Problem
What follows is a set of records; repeat all of them exactly.
## Start Data for this exercise
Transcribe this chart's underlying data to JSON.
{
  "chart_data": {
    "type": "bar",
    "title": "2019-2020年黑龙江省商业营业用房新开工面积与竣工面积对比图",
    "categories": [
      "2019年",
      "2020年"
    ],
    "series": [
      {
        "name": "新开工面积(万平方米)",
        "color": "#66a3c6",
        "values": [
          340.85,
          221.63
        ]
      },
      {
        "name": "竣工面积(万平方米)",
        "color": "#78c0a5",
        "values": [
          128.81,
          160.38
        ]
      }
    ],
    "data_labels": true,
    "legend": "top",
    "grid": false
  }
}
## End Data for this exercise
Result
Transcribe this chart's underlying data to JSON.
{
  "chart_data": {
    "type": "bar",
    "title": "2019-2020年黑龙江省商业营业用房新开工面积与竣工面积对比图",
    "categories": [
      "2019年",
      "2020年"
    ],
    "series": [
      {
        "name": "新开工面积(万平方米)",
        "color": "#66a3c6",
        "values": [
          340.85,
          221.63
        ]
      },
      {
        "name": "竣工面积(万平方米)",
        "color": "#78c0a5",
        "values": [
          128.81,
          160.38
        ]
      }
    ],
    "data_labels": true,
    "legend": "top",
    "grid": false
  }
}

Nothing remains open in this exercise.